■ What you will do
Scan the material and copy every line in which "screenshot" appears.

(Records from a dataset)

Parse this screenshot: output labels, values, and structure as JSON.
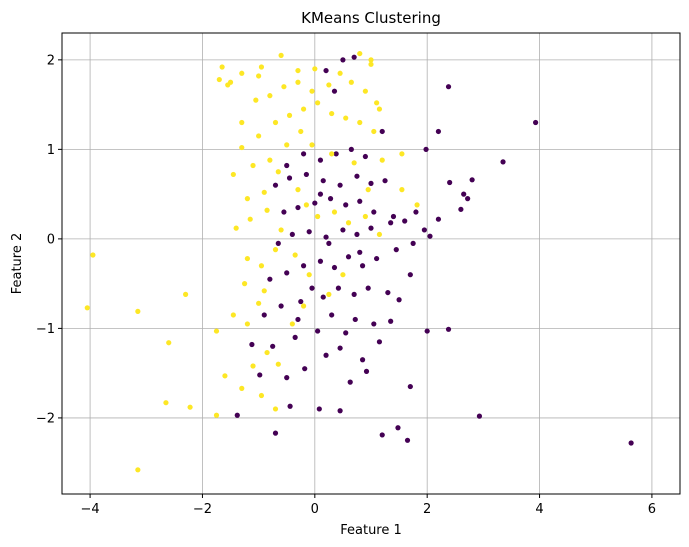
{
  "chart_data": {
    "type": "scatter",
    "title": "KMeans Clustering",
    "xlabel": "Feature 1",
    "ylabel": "Feature 2",
    "xlim": [
      -4.5,
      6.5
    ],
    "ylim": [
      -2.85,
      2.3
    ],
    "xticks": [
      -4,
      -2,
      0,
      2,
      4,
      6
    ],
    "yticks": [
      -2,
      -1,
      0,
      1,
      2
    ],
    "xtick_labels": [
      "−4",
      "−2",
      "0",
      "2",
      "4",
      "6"
    ],
    "ytick_labels": [
      "−2",
      "−1",
      "0",
      "1",
      "2"
    ],
    "grid": true,
    "colors": {
      "cluster_0": "#440154",
      "cluster_1": "#fde725",
      "grid": "#b0b0b0"
    },
    "series": [
      {
        "cluster": 0,
        "points": [
          [
            -0.7,
            -2.17
          ],
          [
            -1.38,
            -1.97
          ],
          [
            -0.44,
            -1.87
          ],
          [
            0.08,
            -1.9
          ],
          [
            0.45,
            -1.92
          ],
          [
            0.63,
            -1.6
          ],
          [
            1.2,
            -2.19
          ],
          [
            1.48,
            -2.11
          ],
          [
            1.65,
            -2.25
          ],
          [
            2.93,
            -1.98
          ],
          [
            5.63,
            -2.28
          ],
          [
            -0.98,
            -1.52
          ],
          [
            -0.5,
            -1.55
          ],
          [
            -0.18,
            -1.45
          ],
          [
            0.2,
            -1.3
          ],
          [
            0.45,
            -1.22
          ],
          [
            0.85,
            -1.35
          ],
          [
            1.15,
            -1.15
          ],
          [
            1.7,
            -1.65
          ],
          [
            0.92,
            -1.48
          ],
          [
            -1.12,
            -1.18
          ],
          [
            -0.75,
            -1.2
          ],
          [
            -0.35,
            -1.1
          ],
          [
            0.05,
            -1.03
          ],
          [
            0.3,
            -0.85
          ],
          [
            0.55,
            -1.05
          ],
          [
            0.72,
            -0.9
          ],
          [
            1.05,
            -0.95
          ],
          [
            1.35,
            -0.92
          ],
          [
            2.0,
            -1.03
          ],
          [
            2.38,
            -1.01
          ],
          [
            -0.9,
            -0.85
          ],
          [
            -0.6,
            -0.75
          ],
          [
            -0.25,
            -0.7
          ],
          [
            0.15,
            -0.65
          ],
          [
            0.42,
            -0.55
          ],
          [
            0.7,
            -0.62
          ],
          [
            0.95,
            -0.55
          ],
          [
            1.3,
            -0.6
          ],
          [
            1.5,
            -0.68
          ],
          [
            1.7,
            -0.4
          ],
          [
            -0.8,
            -0.45
          ],
          [
            -0.5,
            -0.38
          ],
          [
            -0.2,
            -0.3
          ],
          [
            0.1,
            -0.25
          ],
          [
            0.35,
            -0.32
          ],
          [
            0.6,
            -0.2
          ],
          [
            0.85,
            -0.3
          ],
          [
            1.1,
            -0.22
          ],
          [
            1.45,
            -0.12
          ],
          [
            1.75,
            -0.05
          ],
          [
            -0.65,
            -0.05
          ],
          [
            -0.4,
            0.05
          ],
          [
            -0.1,
            0.08
          ],
          [
            0.2,
            0.02
          ],
          [
            0.5,
            0.1
          ],
          [
            0.75,
            0.05
          ],
          [
            1.0,
            0.12
          ],
          [
            1.35,
            0.18
          ],
          [
            1.6,
            0.2
          ],
          [
            1.95,
            0.1
          ],
          [
            2.05,
            0.03
          ],
          [
            -0.55,
            0.3
          ],
          [
            -0.3,
            0.35
          ],
          [
            0.0,
            0.4
          ],
          [
            0.28,
            0.45
          ],
          [
            0.55,
            0.38
          ],
          [
            0.8,
            0.42
          ],
          [
            1.05,
            0.3
          ],
          [
            1.4,
            0.25
          ],
          [
            1.8,
            0.3
          ],
          [
            2.2,
            0.22
          ],
          [
            2.6,
            0.33
          ],
          [
            2.72,
            0.45
          ],
          [
            -0.7,
            0.6
          ],
          [
            -0.45,
            0.68
          ],
          [
            -0.15,
            0.72
          ],
          [
            0.15,
            0.65
          ],
          [
            0.45,
            0.6
          ],
          [
            0.75,
            0.7
          ],
          [
            1.0,
            0.62
          ],
          [
            1.25,
            0.65
          ],
          [
            2.4,
            0.63
          ],
          [
            2.65,
            0.5
          ],
          [
            2.8,
            0.66
          ],
          [
            3.35,
            0.86
          ],
          [
            -0.2,
            0.95
          ],
          [
            0.1,
            0.88
          ],
          [
            0.38,
            0.95
          ],
          [
            0.65,
            1.0
          ],
          [
            0.9,
            0.92
          ],
          [
            1.2,
            1.2
          ],
          [
            1.98,
            1.0
          ],
          [
            2.2,
            1.2
          ],
          [
            3.93,
            1.3
          ],
          [
            2.38,
            1.7
          ],
          [
            0.35,
            1.65
          ],
          [
            0.5,
            2.0
          ],
          [
            0.7,
            2.03
          ],
          [
            0.2,
            1.88
          ],
          [
            -0.5,
            0.82
          ],
          [
            0.25,
            -0.05
          ],
          [
            -0.3,
            -0.9
          ],
          [
            0.8,
            -0.15
          ],
          [
            0.1,
            0.5
          ],
          [
            -0.05,
            -0.55
          ]
        ]
      },
      {
        "cluster": 1,
        "points": [
          [
            -3.15,
            -2.58
          ],
          [
            -2.65,
            -1.83
          ],
          [
            -2.22,
            -1.88
          ],
          [
            -1.75,
            -1.97
          ],
          [
            -2.6,
            -1.16
          ],
          [
            -3.15,
            -0.81
          ],
          [
            -4.05,
            -0.77
          ],
          [
            -3.95,
            -0.18
          ],
          [
            -2.3,
            -0.62
          ],
          [
            -1.75,
            -1.03
          ],
          [
            -1.6,
            -1.53
          ],
          [
            -1.3,
            -1.67
          ],
          [
            -0.95,
            -1.75
          ],
          [
            -1.1,
            -1.42
          ],
          [
            -0.85,
            -1.27
          ],
          [
            -1.2,
            -0.95
          ],
          [
            -1.45,
            -0.85
          ],
          [
            -1.0,
            -0.72
          ],
          [
            -1.25,
            -0.5
          ],
          [
            -0.9,
            -0.58
          ],
          [
            -1.2,
            -0.22
          ],
          [
            -0.95,
            -0.3
          ],
          [
            -0.7,
            -0.12
          ],
          [
            -1.4,
            0.12
          ],
          [
            -1.15,
            0.22
          ],
          [
            -0.85,
            0.32
          ],
          [
            -0.6,
            0.1
          ],
          [
            -0.35,
            -0.18
          ],
          [
            -0.1,
            -0.4
          ],
          [
            -0.3,
            0.55
          ],
          [
            -1.2,
            0.45
          ],
          [
            -0.9,
            0.52
          ],
          [
            -0.65,
            0.75
          ],
          [
            -1.45,
            0.72
          ],
          [
            -1.1,
            0.82
          ],
          [
            -0.8,
            0.88
          ],
          [
            -0.5,
            1.05
          ],
          [
            -0.25,
            1.2
          ],
          [
            -0.05,
            1.05
          ],
          [
            0.3,
            0.95
          ],
          [
            -1.3,
            1.02
          ],
          [
            -1.0,
            1.15
          ],
          [
            -0.7,
            1.3
          ],
          [
            -0.45,
            1.38
          ],
          [
            -0.2,
            1.45
          ],
          [
            0.05,
            1.52
          ],
          [
            0.3,
            1.4
          ],
          [
            0.55,
            1.35
          ],
          [
            0.8,
            1.3
          ],
          [
            1.05,
            1.2
          ],
          [
            -1.3,
            1.3
          ],
          [
            -1.05,
            1.55
          ],
          [
            -0.8,
            1.6
          ],
          [
            -0.55,
            1.7
          ],
          [
            -0.3,
            1.75
          ],
          [
            -0.05,
            1.65
          ],
          [
            0.25,
            1.72
          ],
          [
            0.65,
            1.75
          ],
          [
            0.9,
            1.65
          ],
          [
            1.1,
            1.52
          ],
          [
            -1.65,
            1.92
          ],
          [
            -1.5,
            1.75
          ],
          [
            -1.3,
            1.85
          ],
          [
            -1.0,
            1.82
          ],
          [
            -0.95,
            1.92
          ],
          [
            -0.6,
            2.05
          ],
          [
            -0.3,
            1.88
          ],
          [
            0.0,
            1.9
          ],
          [
            0.45,
            1.85
          ],
          [
            0.8,
            2.07
          ],
          [
            1.0,
            1.95
          ],
          [
            1.15,
            1.45
          ],
          [
            0.35,
            0.3
          ],
          [
            0.6,
            0.18
          ],
          [
            0.9,
            0.25
          ],
          [
            1.15,
            0.05
          ],
          [
            1.55,
            0.55
          ],
          [
            1.82,
            0.38
          ],
          [
            0.5,
            -0.4
          ],
          [
            0.25,
            -0.62
          ],
          [
            0.05,
            0.25
          ],
          [
            -0.15,
            0.38
          ],
          [
            0.7,
            0.85
          ],
          [
            0.95,
            0.55
          ],
          [
            1.2,
            0.88
          ],
          [
            1.55,
            0.95
          ],
          [
            -0.4,
            -0.95
          ],
          [
            -0.65,
            -1.4
          ],
          [
            -0.2,
            -0.75
          ],
          [
            -1.7,
            1.78
          ],
          [
            -1.55,
            1.72
          ],
          [
            -0.7,
            -1.9
          ],
          [
            1.0,
            2.0
          ]
        ]
      }
    ]
  }
}
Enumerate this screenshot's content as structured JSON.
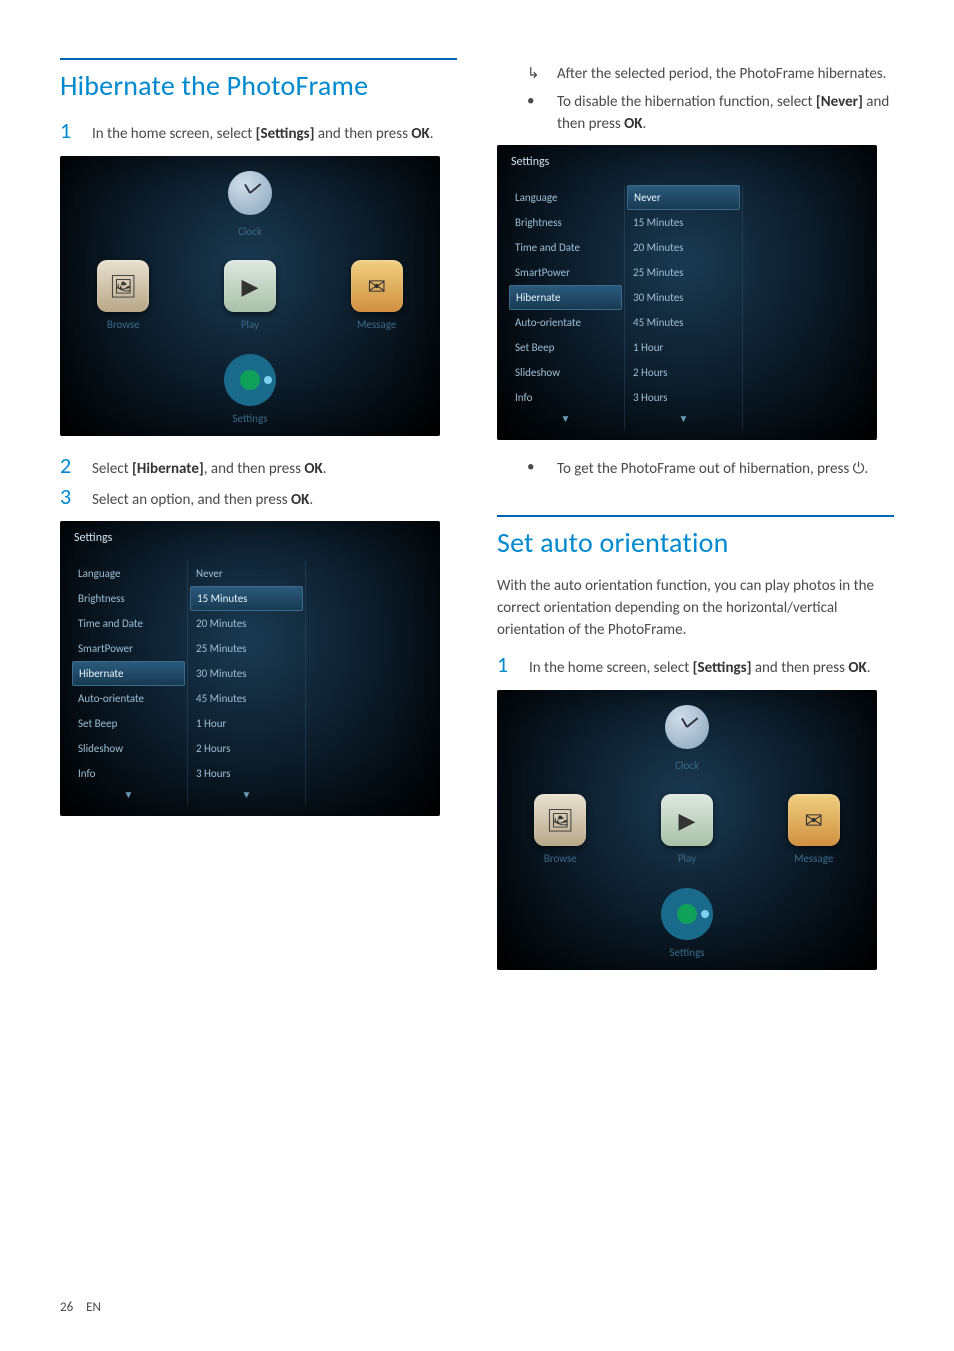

■ Task answer
Parse this screenshot: output labels, values, and structure as JSON.
Enumerate this screenshot's content as structured JSON.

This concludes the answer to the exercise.